[Saved entries]

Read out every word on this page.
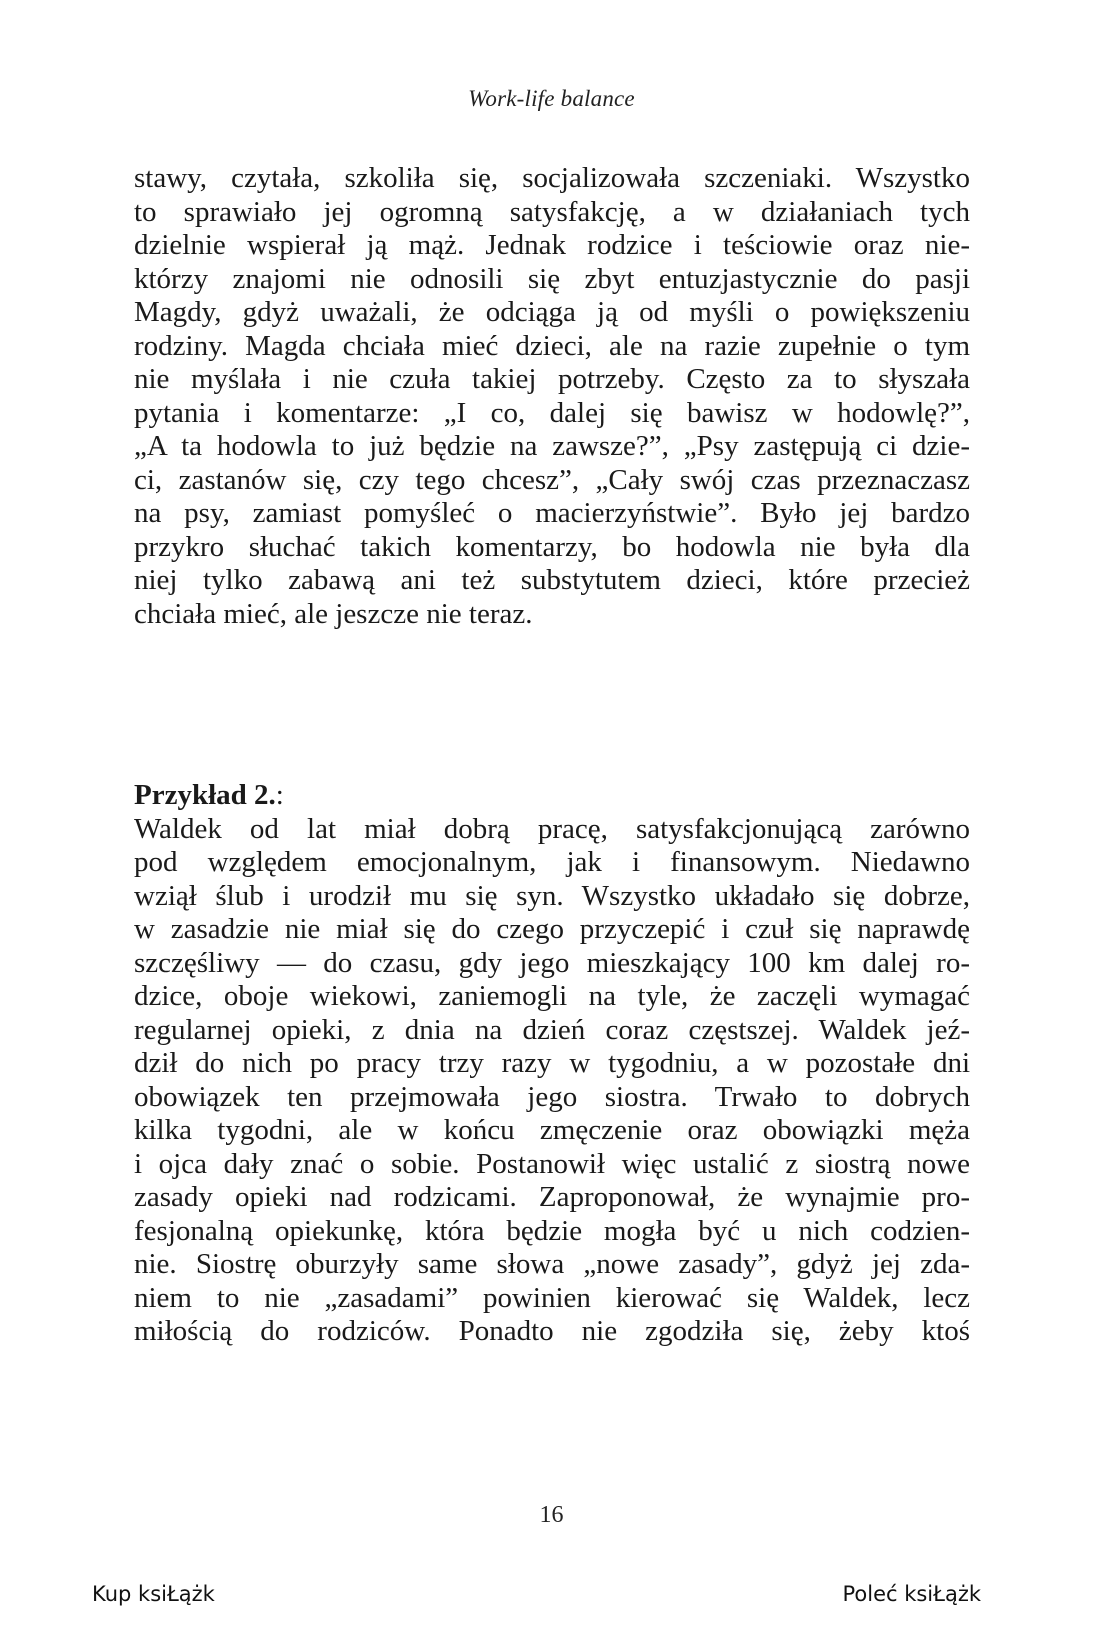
Work-life balance
stawy, czytała, szkoliła się, socjalizowała szczeniaki. Wszystko
to sprawiało jej ogromną satysfakcję, a w działaniach tych
dzielnie wspierał ją mąż. Jednak rodzice i teściowie oraz nie-
którzy znajomi nie odnosili się zbyt entuzjastycznie do pasji
Magdy, gdyż uważali, że odciąga ją od myśli o powiększeniu
rodziny. Magda chciała mieć dzieci, ale na razie zupełnie o tym
nie myślała i nie czuła takiej potrzeby. Często za to słyszała
pytania i komentarze: „I co, dalej się bawisz w hodowlę?”,
„A ta hodowla to już będzie na zawsze?”, „Psy zastępują ci dzie-
ci, zastanów się, czy tego chcesz”, „Cały swój czas przeznaczasz
na psy, zamiast pomyśleć o macierzyństwie”. Było jej bardzo
przykro słuchać takich komentarzy, bo hodowla nie była dla
niej tylko zabawą ani też substytutem dzieci, które przecież
chciała mieć, ale jeszcze nie teraz.
Przykład 2.:
Waldek od lat miał dobrą pracę, satysfakcjonującą zarówno
pod względem emocjonalnym, jak i finansowym. Niedawno
wziął ślub i urodził mu się syn. Wszystko układało się dobrze,
w zasadzie nie miał się do czego przyczepić i czuł się naprawdę
szczęśliwy — do czasu, gdy jego mieszkający 100 km dalej ro-
dzice, oboje wiekowi, zaniemogli na tyle, że zaczęli wymagać
regularnej opieki, z dnia na dzień coraz częstszej. Waldek jeź-
dził do nich po pracy trzy razy w tygodniu, a w pozostałe dni
obowiązek ten przejmowała jego siostra. Trwało to dobrych
kilka tygodni, ale w końcu zmęczenie oraz obowiązki męża
i ojca dały znać o sobie. Postanowił więc ustalić z siostrą nowe
zasady opieki nad rodzicami. Zaproponował, że wynajmie pro-
fesjonalną opiekunkę, która będzie mogła być u nich codzien-
nie. Siostrę oburzyły same słowa „nowe zasady”, gdyż jej zda-
niem to nie „zasadami” powinien kierować się Waldek, lecz
miłością do rodziców. Ponadto nie zgodziła się, żeby ktoś
16
Kup ksiŁążk	Poleć ksiŁążk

:: PROBLEM ::
Leave out the pictures and copy the rest of the material above exactly.

:: EXERCISE OUTPUT ::
Read out every word on this page.
Work-life balance
stawy, czytała, szkoliła się, socjalizowała szczeniaki. Wszystko
to sprawiało jej ogromną satysfakcję, a w działaniach tych
dzielnie wspierał ją mąż. Jednak rodzice i teściowie oraz nie-
którzy znajomi nie odnosili się zbyt entuzjastycznie do pasji
Magdy, gdyż uważali, że odciąga ją od myśli o powiększeniu
rodziny. Magda chciała mieć dzieci, ale na razie zupełnie o tym
nie myślała i nie czuła takiej potrzeby. Często za to słyszała
pytania i komentarze: „I co, dalej się bawisz w hodowlę?”,
„A ta hodowla to już będzie na zawsze?”, „Psy zastępują ci dzie-
ci, zastanów się, czy tego chcesz”, „Cały swój czas przeznaczasz
na psy, zamiast pomyśleć o macierzyństwie”. Było jej bardzo
przykro słuchać takich komentarzy, bo hodowla nie była dla
niej tylko zabawą ani też substytutem dzieci, które przecież
chciała mieć, ale jeszcze nie teraz.
Przykład 2.:
Waldek od lat miał dobrą pracę, satysfakcjonującą zarówno
pod względem emocjonalnym, jak i finansowym. Niedawno
wziął ślub i urodził mu się syn. Wszystko układało się dobrze,
w zasadzie nie miał się do czego przyczepić i czuł się naprawdę
szczęśliwy — do czasu, gdy jego mieszkający 100 km dalej ro-
dzice, oboje wiekowi, zaniemogli na tyle, że zaczęli wymagać
regularnej opieki, z dnia na dzień coraz częstszej. Waldek jeź-
dził do nich po pracy trzy razy w tygodniu, a w pozostałe dni
obowiązek ten przejmowała jego siostra. Trwało to dobrych
kilka tygodni, ale w końcu zmęczenie oraz obowiązki męża
i ojca dały znać o sobie. Postanowił więc ustalić z siostrą nowe
zasady opieki nad rodzicami. Zaproponował, że wynajmie pro-
fesjonalną opiekunkę, która będzie mogła być u nich codzien-
nie. Siostrę oburzyły same słowa „nowe zasady”, gdyż jej zda-
niem to nie „zasadami” powinien kierować się Waldek, lecz
miłością do rodziców. Ponadto nie zgodziła się, żeby ktoś
16
Kup ksiŁążk	Poleć ksiŁążk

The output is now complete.